## Objective
Every record must be repeated exactly; omit any pictures they contain.

══ Material supplied

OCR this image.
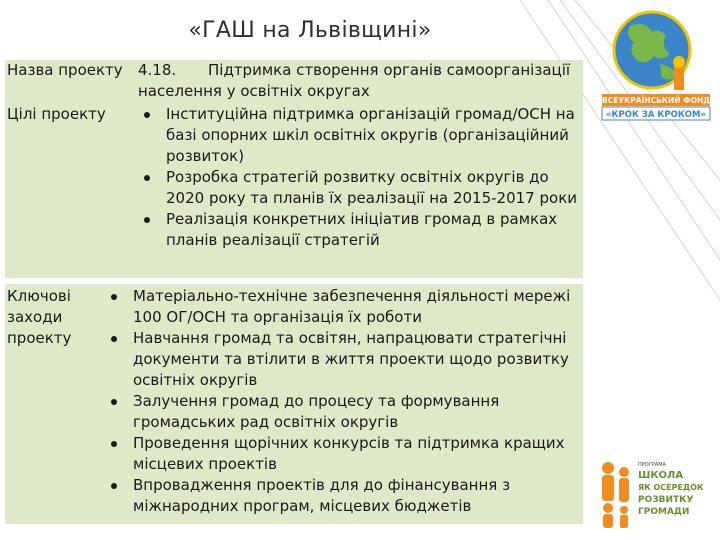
«ГАШ на Львівщині»
Назва проекту 4.18. Підтримка створення органів самоорганізації населення у освітніх округах
Цілі проекту	Інституційна підтримка організацій громад/ОСН на базі опорних шкіл освітніх округів (організаційний розвиток)
Розробка стратегій розвитку освітніх округів до 2020 року та планів їх реалізації на 2015-2017 роки
Реалізація конкретних ініціатив громад в рамках планів реалізації стратегій
Ключові заходи проекту
Матеріально-технічне забезпечення діяльності мережі 100 ОГ/ОСН та організація їх роботи
Навчання громад та освітян, напрацювати стратегічні документи та втілити в життя проекти щодо розвитку освітніх округів
Залучення громад до процесу та формування громадських рад освітніх округів
Проведення щорічних конкурсів та підтримка кращих місцевих проектів
Впровадження проектів для до фінансування з міжнародних програм, місцевих бюджетів
ВСЕУКРАЇНСЬКИЙ ФОНД
«КРОК ЗА КРОКОМ»
ПРОГРАМА
ШКОЛА
ЯК ОСЕРЕДОК
РОЗВИТКУ
ГРОМАДИ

════

## Reply to the exercise
OCR this image.
«ГАШ на Львівщині»
Назва проекту 4.18. Підтримка створення органів самоорганізації населення у освітніх округах
Цілі проекту	Інституційна підтримка організацій громад/ОСН на базі опорних шкіл освітніх округів (організаційний розвиток)
Розробка стратегій розвитку освітніх округів до 2020 року та планів їх реалізації на 2015-2017 роки
Реалізація конкретних ініціатив громад в рамках планів реалізації стратегій
Ключові заходи проекту
Матеріально-технічне забезпечення діяльності мережі 100 ОГ/ОСН та організація їх роботи
Навчання громад та освітян, напрацювати стратегічні документи та втілити в життя проекти щодо розвитку освітніх округів
Залучення громад до процесу та формування громадських рад освітніх округів
Проведення щорічних конкурсів та підтримка кращих місцевих проектів
Впровадження проектів для до фінансування з міжнародних програм, місцевих бюджетів
ВСЕУКРАЇНСЬКИЙ ФОНД
«КРОК ЗА КРОКОМ»
ПРОГРАМА
ШКОЛА
ЯК ОСЕРЕДОК
РОЗВИТКУ
ГРОМАДИ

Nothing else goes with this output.